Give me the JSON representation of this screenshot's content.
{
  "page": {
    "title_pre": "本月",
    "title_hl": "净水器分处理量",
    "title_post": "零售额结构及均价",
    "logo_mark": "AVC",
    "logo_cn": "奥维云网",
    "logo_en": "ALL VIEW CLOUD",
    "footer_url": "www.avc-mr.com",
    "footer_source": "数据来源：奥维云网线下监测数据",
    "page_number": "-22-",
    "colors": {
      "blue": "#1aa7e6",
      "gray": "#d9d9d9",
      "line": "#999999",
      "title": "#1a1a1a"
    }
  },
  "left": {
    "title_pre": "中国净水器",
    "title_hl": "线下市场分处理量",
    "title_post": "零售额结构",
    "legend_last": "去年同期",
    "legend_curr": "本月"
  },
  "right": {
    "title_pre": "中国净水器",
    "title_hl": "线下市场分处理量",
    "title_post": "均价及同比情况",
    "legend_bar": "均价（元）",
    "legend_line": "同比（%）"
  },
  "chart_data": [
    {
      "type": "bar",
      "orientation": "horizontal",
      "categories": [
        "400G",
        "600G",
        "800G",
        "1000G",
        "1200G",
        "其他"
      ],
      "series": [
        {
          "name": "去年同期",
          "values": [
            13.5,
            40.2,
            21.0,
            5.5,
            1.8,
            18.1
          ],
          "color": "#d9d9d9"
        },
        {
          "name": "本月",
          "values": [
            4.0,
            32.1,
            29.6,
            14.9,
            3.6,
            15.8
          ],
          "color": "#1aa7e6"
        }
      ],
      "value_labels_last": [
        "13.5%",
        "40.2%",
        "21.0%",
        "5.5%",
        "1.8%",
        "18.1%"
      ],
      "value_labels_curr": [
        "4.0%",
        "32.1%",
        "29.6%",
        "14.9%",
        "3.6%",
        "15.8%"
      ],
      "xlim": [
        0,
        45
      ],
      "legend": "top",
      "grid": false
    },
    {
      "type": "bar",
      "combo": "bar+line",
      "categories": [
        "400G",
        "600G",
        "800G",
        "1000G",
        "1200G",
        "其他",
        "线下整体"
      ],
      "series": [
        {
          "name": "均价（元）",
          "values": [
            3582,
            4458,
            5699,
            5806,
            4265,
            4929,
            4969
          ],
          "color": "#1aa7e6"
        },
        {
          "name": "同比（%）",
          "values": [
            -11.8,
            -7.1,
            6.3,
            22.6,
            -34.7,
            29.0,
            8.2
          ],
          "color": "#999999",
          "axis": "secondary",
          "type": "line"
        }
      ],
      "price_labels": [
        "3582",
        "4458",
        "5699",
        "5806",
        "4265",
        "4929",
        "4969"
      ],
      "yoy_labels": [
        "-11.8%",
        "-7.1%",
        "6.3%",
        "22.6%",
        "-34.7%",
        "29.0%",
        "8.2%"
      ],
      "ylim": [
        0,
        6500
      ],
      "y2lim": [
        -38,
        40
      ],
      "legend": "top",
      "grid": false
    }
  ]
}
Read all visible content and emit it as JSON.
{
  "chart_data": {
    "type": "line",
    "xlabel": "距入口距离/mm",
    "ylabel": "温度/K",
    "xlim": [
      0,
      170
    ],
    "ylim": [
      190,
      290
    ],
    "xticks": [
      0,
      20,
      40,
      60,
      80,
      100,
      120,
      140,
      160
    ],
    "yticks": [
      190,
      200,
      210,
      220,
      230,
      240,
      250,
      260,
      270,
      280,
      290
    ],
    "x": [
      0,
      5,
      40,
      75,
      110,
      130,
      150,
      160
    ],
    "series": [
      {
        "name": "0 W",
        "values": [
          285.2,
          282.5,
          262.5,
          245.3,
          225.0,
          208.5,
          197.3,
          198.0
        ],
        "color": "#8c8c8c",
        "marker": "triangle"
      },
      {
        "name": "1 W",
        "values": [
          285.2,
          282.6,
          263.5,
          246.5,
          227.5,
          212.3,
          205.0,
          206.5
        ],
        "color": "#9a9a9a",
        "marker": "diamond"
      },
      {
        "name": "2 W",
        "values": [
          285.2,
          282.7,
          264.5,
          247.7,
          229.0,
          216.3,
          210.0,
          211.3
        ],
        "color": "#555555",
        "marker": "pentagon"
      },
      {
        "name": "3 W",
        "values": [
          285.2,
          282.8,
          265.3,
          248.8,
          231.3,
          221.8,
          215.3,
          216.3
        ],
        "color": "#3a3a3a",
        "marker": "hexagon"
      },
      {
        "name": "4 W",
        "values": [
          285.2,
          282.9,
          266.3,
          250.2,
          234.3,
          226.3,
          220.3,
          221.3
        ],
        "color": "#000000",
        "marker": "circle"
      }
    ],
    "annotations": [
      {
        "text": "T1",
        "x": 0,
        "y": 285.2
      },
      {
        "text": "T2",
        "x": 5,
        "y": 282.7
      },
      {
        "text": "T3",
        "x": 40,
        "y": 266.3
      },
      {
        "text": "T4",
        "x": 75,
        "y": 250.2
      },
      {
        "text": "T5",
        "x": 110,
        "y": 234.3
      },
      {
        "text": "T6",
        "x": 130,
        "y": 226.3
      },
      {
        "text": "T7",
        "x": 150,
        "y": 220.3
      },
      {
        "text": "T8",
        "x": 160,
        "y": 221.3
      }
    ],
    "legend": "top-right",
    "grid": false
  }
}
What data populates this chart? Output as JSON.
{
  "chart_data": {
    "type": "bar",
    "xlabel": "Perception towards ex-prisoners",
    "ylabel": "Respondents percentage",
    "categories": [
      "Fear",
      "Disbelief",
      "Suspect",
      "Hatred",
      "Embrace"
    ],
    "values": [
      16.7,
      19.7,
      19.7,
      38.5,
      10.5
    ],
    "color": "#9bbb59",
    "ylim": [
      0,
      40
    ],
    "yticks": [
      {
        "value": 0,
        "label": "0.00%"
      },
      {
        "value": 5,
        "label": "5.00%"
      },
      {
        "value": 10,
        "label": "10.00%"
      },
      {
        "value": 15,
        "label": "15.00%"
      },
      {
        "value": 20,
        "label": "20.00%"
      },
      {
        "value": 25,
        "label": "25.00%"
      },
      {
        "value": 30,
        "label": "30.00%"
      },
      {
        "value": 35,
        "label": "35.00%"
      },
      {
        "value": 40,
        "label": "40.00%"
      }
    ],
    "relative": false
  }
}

----

### SET PROBLEM
Copy every line verbatim.

### RESPONSE
Give me the JSON representation of this screenshot's content.
{
  "page": {
    "title_pre": "本月",
    "title_hl": "净水器分处理量",
    "title_post": "零售额结构及均价",
    "logo_mark": "AVC",
    "logo_cn": "奥维云网",
    "logo_en": "ALL VIEW CLOUD",
    "footer_url": "www.avc-mr.com",
    "footer_source": "数据来源：奥维云网线下监测数据",
    "page_number": "-22-",
    "colors": {
      "blue": "#1aa7e6",
      "gray": "#d9d9d9",
      "line": "#999999",
      "title": "#1a1a1a"
    }
  },
  "left": {
    "title_pre": "中国净水器",
    "title_hl": "线下市场分处理量",
    "title_post": "零售额结构",
    "legend_last": "去年同期",
    "legend_curr": "本月"
  },
  "right": {
    "title_pre": "中国净水器",
    "title_hl": "线下市场分处理量",
    "title_post": "均价及同比情况",
    "legend_bar": "均价（元）",
    "legend_line": "同比（%）"
  },
  "chart_data": [
    {
      "type": "bar",
      "orientation": "horizontal",
      "categories": [
        "400G",
        "600G",
        "800G",
        "1000G",
        "1200G",
        "其他"
      ],
      "series": [
        {
          "name": "去年同期",
          "values": [
            13.5,
            40.2,
            21.0,
            5.5,
            1.8,
            18.1
          ],
          "color": "#d9d9d9"
        },
        {
          "name": "本月",
          "values": [
            4.0,
            32.1,
            29.6,
            14.9,
            3.6,
            15.8
          ],
          "color": "#1aa7e6"
        }
      ],
      "value_labels_last": [
        "13.5%",
        "40.2%",
        "21.0%",
        "5.5%",
        "1.8%",
        "18.1%"
      ],
      "value_labels_curr": [
        "4.0%",
        "32.1%",
        "29.6%",
        "14.9%",
        "3.6%",
        "15.8%"
      ],
      "xlim": [
        0,
        45
      ],
      "legend": "top",
      "grid": false
    },
    {
      "type": "bar",
      "combo": "bar+line",
      "categories": [
        "400G",
        "600G",
        "800G",
        "1000G",
        "1200G",
        "其他",
        "线下整体"
      ],
      "series": [
        {
          "name": "均价（元）",
          "values": [
            3582,
            4458,
            5699,
            5806,
            4265,
            4929,
            4969
          ],
          "color": "#1aa7e6"
        },
        {
          "name": "同比（%）",
          "values": [
            -11.8,
            -7.1,
            6.3,
            22.6,
            -34.7,
            29.0,
            8.2
          ],
          "color": "#999999",
          "axis": "secondary",
          "type": "line"
        }
      ],
      "price_labels": [
        "3582",
        "4458",
        "5699",
        "5806",
        "4265",
        "4929",
        "4969"
      ],
      "yoy_labels": [
        "-11.8%",
        "-7.1%",
        "6.3%",
        "22.6%",
        "-34.7%",
        "29.0%",
        "8.2%"
      ],
      "ylim": [
        0,
        6500
      ],
      "y2lim": [
        -38,
        40
      ],
      "legend": "top",
      "grid": false
    }
  ]
}
Read all visible content and emit it as JSON.
{
  "chart_data": {
    "type": "line",
    "xlabel": "距入口距离/mm",
    "ylabel": "温度/K",
    "xlim": [
      0,
      170
    ],
    "ylim": [
      190,
      290
    ],
    "xticks": [
      0,
      20,
      40,
      60,
      80,
      100,
      120,
      140,
      160
    ],
    "yticks": [
      190,
      200,
      210,
      220,
      230,
      240,
      250,
      260,
      270,
      280,
      290
    ],
    "x": [
      0,
      5,
      40,
      75,
      110,
      130,
      150,
      160
    ],
    "series": [
      {
        "name": "0 W",
        "values": [
          285.2,
          282.5,
          262.5,
          245.3,
          225.0,
          208.5,
          197.3,
          198.0
        ],
        "color": "#8c8c8c",
        "marker": "triangle"
      },
      {
        "name": "1 W",
        "values": [
          285.2,
          282.6,
          263.5,
          246.5,
          227.5,
          212.3,
          205.0,
          206.5
        ],
        "color": "#9a9a9a",
        "marker": "diamond"
      },
      {
        "name": "2 W",
        "values": [
          285.2,
          282.7,
          264.5,
          247.7,
          229.0,
          216.3,
          210.0,
          211.3
        ],
        "color": "#555555",
        "marker": "pentagon"
      },
      {
        "name": "3 W",
        "values": [
          285.2,
          282.8,
          265.3,
          248.8,
          231.3,
          221.8,
          215.3,
          216.3
        ],
        "color": "#3a3a3a",
        "marker": "hexagon"
      },
      {
        "name": "4 W",
        "values": [
          285.2,
          282.9,
          266.3,
          250.2,
          234.3,
          226.3,
          220.3,
          221.3
        ],
        "color": "#000000",
        "marker": "circle"
      }
    ],
    "annotations": [
      {
        "text": "T1",
        "x": 0,
        "y": 285.2
      },
      {
        "text": "T2",
        "x": 5,
        "y": 282.7
      },
      {
        "text": "T3",
        "x": 40,
        "y": 266.3
      },
      {
        "text": "T4",
        "x": 75,
        "y": 250.2
      },
      {
        "text": "T5",
        "x": 110,
        "y": 234.3
      },
      {
        "text": "T6",
        "x": 130,
        "y": 226.3
      },
      {
        "text": "T7",
        "x": 150,
        "y": 220.3
      },
      {
        "text": "T8",
        "x": 160,
        "y": 221.3
      }
    ],
    "legend": "top-right",
    "grid": false
  }
}
What data populates this chart? Output as JSON.
{
  "chart_data": {
    "type": "bar",
    "xlabel": "Perception towards ex-prisoners",
    "ylabel": "Respondents percentage",
    "categories": [
      "Fear",
      "Disbelief",
      "Suspect",
      "Hatred",
      "Embrace"
    ],
    "values": [
      16.7,
      19.7,
      19.7,
      38.5,
      10.5
    ],
    "color": "#9bbb59",
    "ylim": [
      0,
      40
    ],
    "yticks": [
      {
        "value": 0,
        "label": "0.00%"
      },
      {
        "value": 5,
        "label": "5.00%"
      },
      {
        "value": 10,
        "label": "10.00%"
      },
      {
        "value": 15,
        "label": "15.00%"
      },
      {
        "value": 20,
        "label": "20.00%"
      },
      {
        "value": 25,
        "label": "25.00%"
      },
      {
        "value": 30,
        "label": "30.00%"
      },
      {
        "value": 35,
        "label": "35.00%"
      },
      {
        "value": 40,
        "label": "40.00%"
      }
    ],
    "relative": false
  }
}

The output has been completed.